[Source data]

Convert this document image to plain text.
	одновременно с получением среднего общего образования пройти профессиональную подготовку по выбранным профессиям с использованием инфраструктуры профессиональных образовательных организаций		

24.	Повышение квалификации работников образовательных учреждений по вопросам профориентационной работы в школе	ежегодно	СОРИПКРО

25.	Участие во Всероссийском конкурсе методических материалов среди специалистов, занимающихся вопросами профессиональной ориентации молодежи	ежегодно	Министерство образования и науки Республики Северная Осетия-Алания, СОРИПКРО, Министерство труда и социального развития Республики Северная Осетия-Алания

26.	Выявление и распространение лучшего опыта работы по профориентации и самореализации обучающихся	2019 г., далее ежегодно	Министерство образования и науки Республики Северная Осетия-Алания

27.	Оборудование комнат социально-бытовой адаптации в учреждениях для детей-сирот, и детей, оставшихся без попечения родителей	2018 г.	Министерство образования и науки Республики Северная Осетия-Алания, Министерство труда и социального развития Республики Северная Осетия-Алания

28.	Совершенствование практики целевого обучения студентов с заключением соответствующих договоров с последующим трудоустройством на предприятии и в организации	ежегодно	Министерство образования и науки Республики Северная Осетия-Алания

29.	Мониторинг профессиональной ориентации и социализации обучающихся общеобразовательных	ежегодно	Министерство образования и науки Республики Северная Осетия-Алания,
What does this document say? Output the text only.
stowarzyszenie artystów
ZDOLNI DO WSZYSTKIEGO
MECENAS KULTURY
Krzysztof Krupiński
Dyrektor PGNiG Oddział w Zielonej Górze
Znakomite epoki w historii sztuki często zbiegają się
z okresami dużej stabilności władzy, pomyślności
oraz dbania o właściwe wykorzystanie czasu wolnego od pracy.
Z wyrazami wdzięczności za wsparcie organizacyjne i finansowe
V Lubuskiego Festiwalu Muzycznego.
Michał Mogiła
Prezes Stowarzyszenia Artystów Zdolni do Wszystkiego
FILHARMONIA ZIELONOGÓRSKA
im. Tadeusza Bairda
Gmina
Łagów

__What needs to be done__
Give the entries once more, exactly as they appear.

__Answer for the task__
Convert this document image to plain text.
	одновременно с получением среднего общего образования пройти профессиональную подготовку по выбранным профессиям с использованием инфраструктуры профессиональных образовательных организаций		

24.	Повышение квалификации работников образовательных учреждений по вопросам профориентационной работы в школе	ежегодно	СОРИПКРО

25.	Участие во Всероссийском конкурсе методических материалов среди специалистов, занимающихся вопросами профессиональной ориентации молодежи	ежегодно	Министерство образования и науки Республики Северная Осетия-Алания, СОРИПКРО, Министерство труда и социального развития Республики Северная Осетия-Алания

26.	Выявление и распространение лучшего опыта работы по профориентации и самореализации обучающихся	2019 г., далее ежегодно	Министерство образования и науки Республики Северная Осетия-Алания

27.	Оборудование комнат социально-бытовой адаптации в учреждениях для детей-сирот, и детей, оставшихся без попечения родителей	2018 г.	Министерство образования и науки Республики Северная Осетия-Алания, Министерство труда и социального развития Республики Северная Осетия-Алания

28.	Совершенствование практики целевого обучения студентов с заключением соответствующих договоров с последующим трудоустройством на предприятии и в организации	ежегодно	Министерство образования и науки Республики Северная Осетия-Алания

29.	Мониторинг профессиональной ориентации и социализации обучающихся общеобразовательных	ежегодно	Министерство образования и науки Республики Северная Осетия-Алания,
What does this document say? Output the text only.
stowarzyszenie artystów
ZDOLNI DO WSZYSTKIEGO
MECENAS KULTURY
Krzysztof Krupiński
Dyrektor PGNiG Oddział w Zielonej Górze
Znakomite epoki w historii sztuki często zbiegają się
z okresami dużej stabilności władzy, pomyślności
oraz dbania o właściwe wykorzystanie czasu wolnego od pracy.
Z wyrazami wdzięczności za wsparcie organizacyjne i finansowe
V Lubuskiego Festiwalu Muzycznego.
Michał Mogiła
Prezes Stowarzyszenia Artystów Zdolni do Wszystkiego
FILHARMONIA ZIELONOGÓRSKA
im. Tadeusza Bairda
Gmina
Łagów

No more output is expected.